Records from a collection:
────────────────────────────────────────
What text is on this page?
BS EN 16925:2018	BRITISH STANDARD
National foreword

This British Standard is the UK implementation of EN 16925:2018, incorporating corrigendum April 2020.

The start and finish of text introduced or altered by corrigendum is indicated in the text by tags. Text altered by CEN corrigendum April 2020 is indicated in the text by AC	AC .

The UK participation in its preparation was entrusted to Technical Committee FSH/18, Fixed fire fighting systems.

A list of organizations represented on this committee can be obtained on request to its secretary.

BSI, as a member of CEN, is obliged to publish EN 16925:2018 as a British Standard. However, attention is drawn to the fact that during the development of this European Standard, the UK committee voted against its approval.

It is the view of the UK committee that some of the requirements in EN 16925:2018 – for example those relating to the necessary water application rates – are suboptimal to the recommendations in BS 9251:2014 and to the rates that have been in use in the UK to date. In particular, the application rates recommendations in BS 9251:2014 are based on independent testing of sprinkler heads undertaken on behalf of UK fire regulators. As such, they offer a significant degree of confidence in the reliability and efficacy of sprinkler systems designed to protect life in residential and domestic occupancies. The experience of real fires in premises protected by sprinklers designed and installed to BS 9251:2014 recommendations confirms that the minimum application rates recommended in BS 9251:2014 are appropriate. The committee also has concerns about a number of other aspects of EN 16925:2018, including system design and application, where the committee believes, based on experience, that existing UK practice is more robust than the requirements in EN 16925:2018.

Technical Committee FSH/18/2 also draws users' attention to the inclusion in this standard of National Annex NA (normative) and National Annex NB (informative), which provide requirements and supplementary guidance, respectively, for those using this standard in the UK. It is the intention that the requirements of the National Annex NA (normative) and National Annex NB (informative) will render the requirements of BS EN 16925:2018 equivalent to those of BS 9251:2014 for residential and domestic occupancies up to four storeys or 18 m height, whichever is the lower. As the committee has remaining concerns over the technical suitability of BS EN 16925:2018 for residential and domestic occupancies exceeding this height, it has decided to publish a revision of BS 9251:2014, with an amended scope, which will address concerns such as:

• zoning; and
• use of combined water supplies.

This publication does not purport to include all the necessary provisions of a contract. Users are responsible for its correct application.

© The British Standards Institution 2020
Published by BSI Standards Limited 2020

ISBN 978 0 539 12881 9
────────────────────────────────────────
_Goal of the exercise_
The records above should be returned exactly.

_Exercise response_
What text is on this page?
BS EN 16925:2018	BRITISH STANDARD
National foreword

This British Standard is the UK implementation of EN 16925:2018, incorporating corrigendum April 2020.

The start and finish of text introduced or altered by corrigendum is indicated in the text by tags. Text altered by CEN corrigendum April 2020 is indicated in the text by AC	AC .

The UK participation in its preparation was entrusted to Technical Committee FSH/18, Fixed fire fighting systems.

A list of organizations represented on this committee can be obtained on request to its secretary.

BSI, as a member of CEN, is obliged to publish EN 16925:2018 as a British Standard. However, attention is drawn to the fact that during the development of this European Standard, the UK committee voted against its approval.

It is the view of the UK committee that some of the requirements in EN 16925:2018 – for example those relating to the necessary water application rates – are suboptimal to the recommendations in BS 9251:2014 and to the rates that have been in use in the UK to date. In particular, the application rates recommendations in BS 9251:2014 are based on independent testing of sprinkler heads undertaken on behalf of UK fire regulators. As such, they offer a significant degree of confidence in the reliability and efficacy of sprinkler systems designed to protect life in residential and domestic occupancies. The experience of real fires in premises protected by sprinklers designed and installed to BS 9251:2014 recommendations confirms that the minimum application rates recommended in BS 9251:2014 are appropriate. The committee also has concerns about a number of other aspects of EN 16925:2018, including system design and application, where the committee believes, based on experience, that existing UK practice is more robust than the requirements in EN 16925:2018.

Technical Committee FSH/18/2 also draws users' attention to the inclusion in this standard of National Annex NA (normative) and National Annex NB (informative), which provide requirements and supplementary guidance, respectively, for those using this standard in the UK. It is the intention that the requirements of the National Annex NA (normative) and National Annex NB (informative) will render the requirements of BS EN 16925:2018 equivalent to those of BS 9251:2014 for residential and domestic occupancies up to four storeys or 18 m height, whichever is the lower. As the committee has remaining concerns over the technical suitability of BS EN 16925:2018 for residential and domestic occupancies exceeding this height, it has decided to publish a revision of BS 9251:2014, with an amended scope, which will address concerns such as:

• zoning; and
• use of combined water supplies.

This publication does not purport to include all the necessary provisions of a contract. Users are responsible for its correct application.

© The British Standards Institution 2020
Published by BSI Standards Limited 2020

ISBN 978 0 539 12881 9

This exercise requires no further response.